• _WORK TO BE COMPLETED_: Transcribe the records exactly. Pictures do not belong in the transcription.

• _Figure record extracts_:
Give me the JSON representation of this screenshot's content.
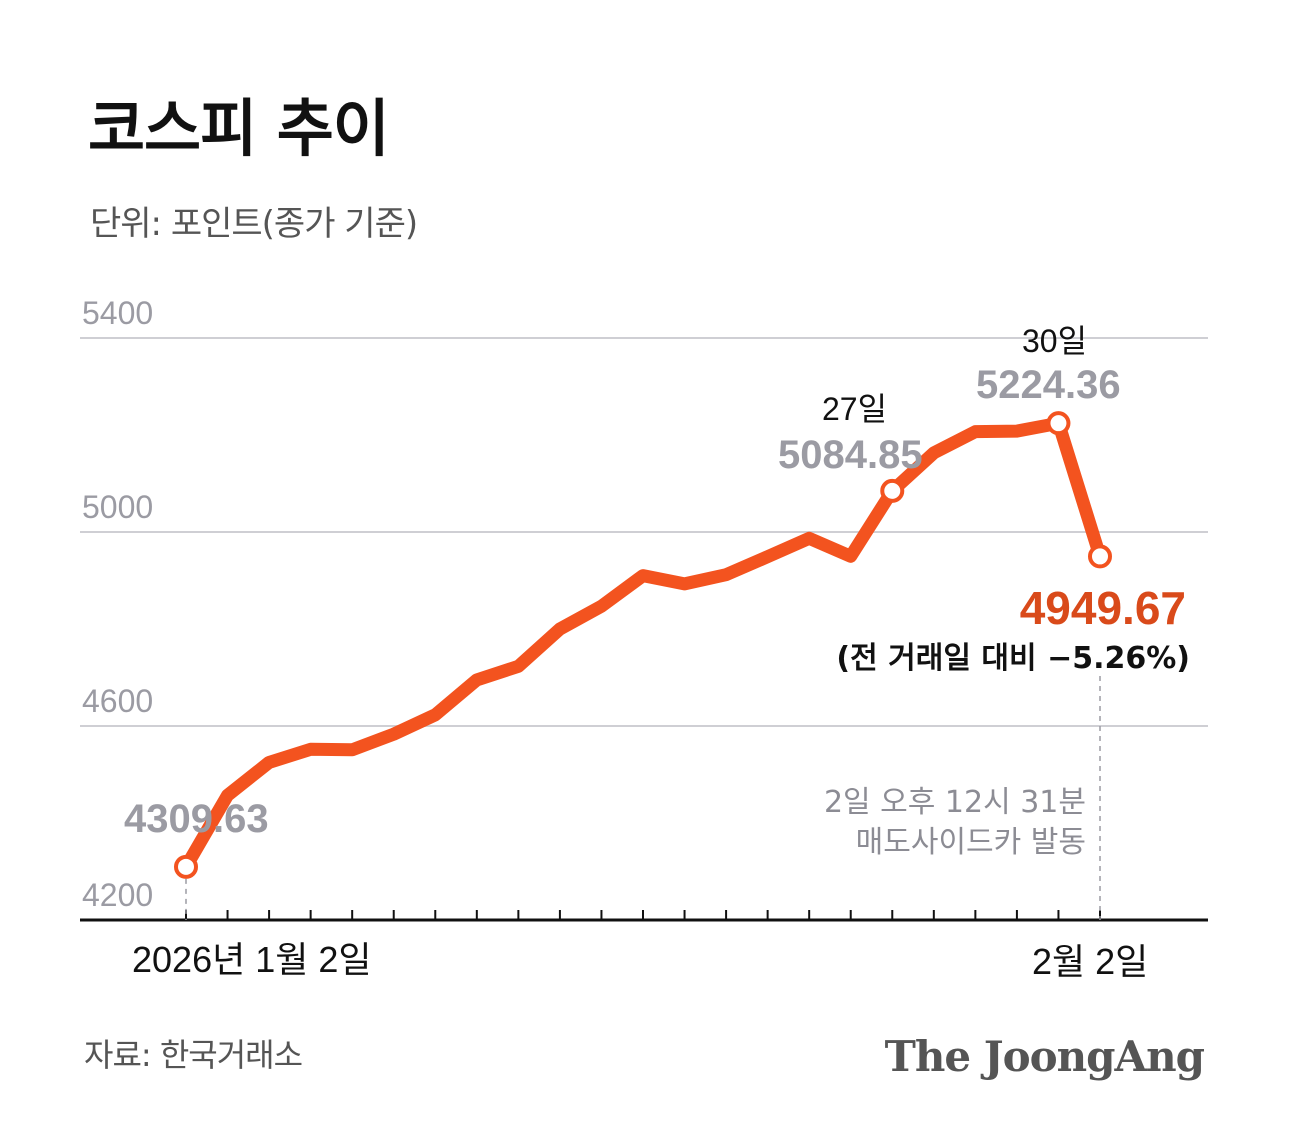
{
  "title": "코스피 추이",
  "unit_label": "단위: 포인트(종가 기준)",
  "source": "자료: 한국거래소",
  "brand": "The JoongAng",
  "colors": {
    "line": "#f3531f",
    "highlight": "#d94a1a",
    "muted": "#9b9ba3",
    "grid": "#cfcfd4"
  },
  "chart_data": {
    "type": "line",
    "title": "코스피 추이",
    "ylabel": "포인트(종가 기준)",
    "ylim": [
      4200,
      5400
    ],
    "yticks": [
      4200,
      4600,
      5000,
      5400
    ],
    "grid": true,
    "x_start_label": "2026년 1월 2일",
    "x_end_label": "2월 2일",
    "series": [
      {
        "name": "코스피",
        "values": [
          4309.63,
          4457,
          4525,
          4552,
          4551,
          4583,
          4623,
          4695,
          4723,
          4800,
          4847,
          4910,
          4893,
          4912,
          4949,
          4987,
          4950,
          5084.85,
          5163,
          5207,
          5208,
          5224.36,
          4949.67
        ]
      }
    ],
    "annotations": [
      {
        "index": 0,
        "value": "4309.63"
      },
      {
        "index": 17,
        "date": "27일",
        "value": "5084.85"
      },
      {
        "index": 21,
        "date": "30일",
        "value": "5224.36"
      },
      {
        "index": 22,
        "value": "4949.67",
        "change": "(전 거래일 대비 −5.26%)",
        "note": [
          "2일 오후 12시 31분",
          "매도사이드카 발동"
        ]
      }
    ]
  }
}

• _PROBLEM SOLUTION_:
Give me the JSON representation of this screenshot's content.
{
  "title": "코스피 추이",
  "unit_label": "단위: 포인트(종가 기준)",
  "source": "자료: 한국거래소",
  "brand": "The JoongAng",
  "colors": {
    "line": "#f3531f",
    "highlight": "#d94a1a",
    "muted": "#9b9ba3",
    "grid": "#cfcfd4"
  },
  "chart_data": {
    "type": "line",
    "title": "코스피 추이",
    "ylabel": "포인트(종가 기준)",
    "ylim": [
      4200,
      5400
    ],
    "yticks": [
      4200,
      4600,
      5000,
      5400
    ],
    "grid": true,
    "x_start_label": "2026년 1월 2일",
    "x_end_label": "2월 2일",
    "series": [
      {
        "name": "코스피",
        "values": [
          4309.63,
          4457,
          4525,
          4552,
          4551,
          4583,
          4623,
          4695,
          4723,
          4800,
          4847,
          4910,
          4893,
          4912,
          4949,
          4987,
          4950,
          5084.85,
          5163,
          5207,
          5208,
          5224.36,
          4949.67
        ]
      }
    ],
    "annotations": [
      {
        "index": 0,
        "value": "4309.63"
      },
      {
        "index": 17,
        "date": "27일",
        "value": "5084.85"
      },
      {
        "index": 21,
        "date": "30일",
        "value": "5224.36"
      },
      {
        "index": 22,
        "value": "4949.67",
        "change": "(전 거래일 대비 −5.26%)",
        "note": [
          "2일 오후 12시 31분",
          "매도사이드카 발동"
        ]
      }
    ]
  }
}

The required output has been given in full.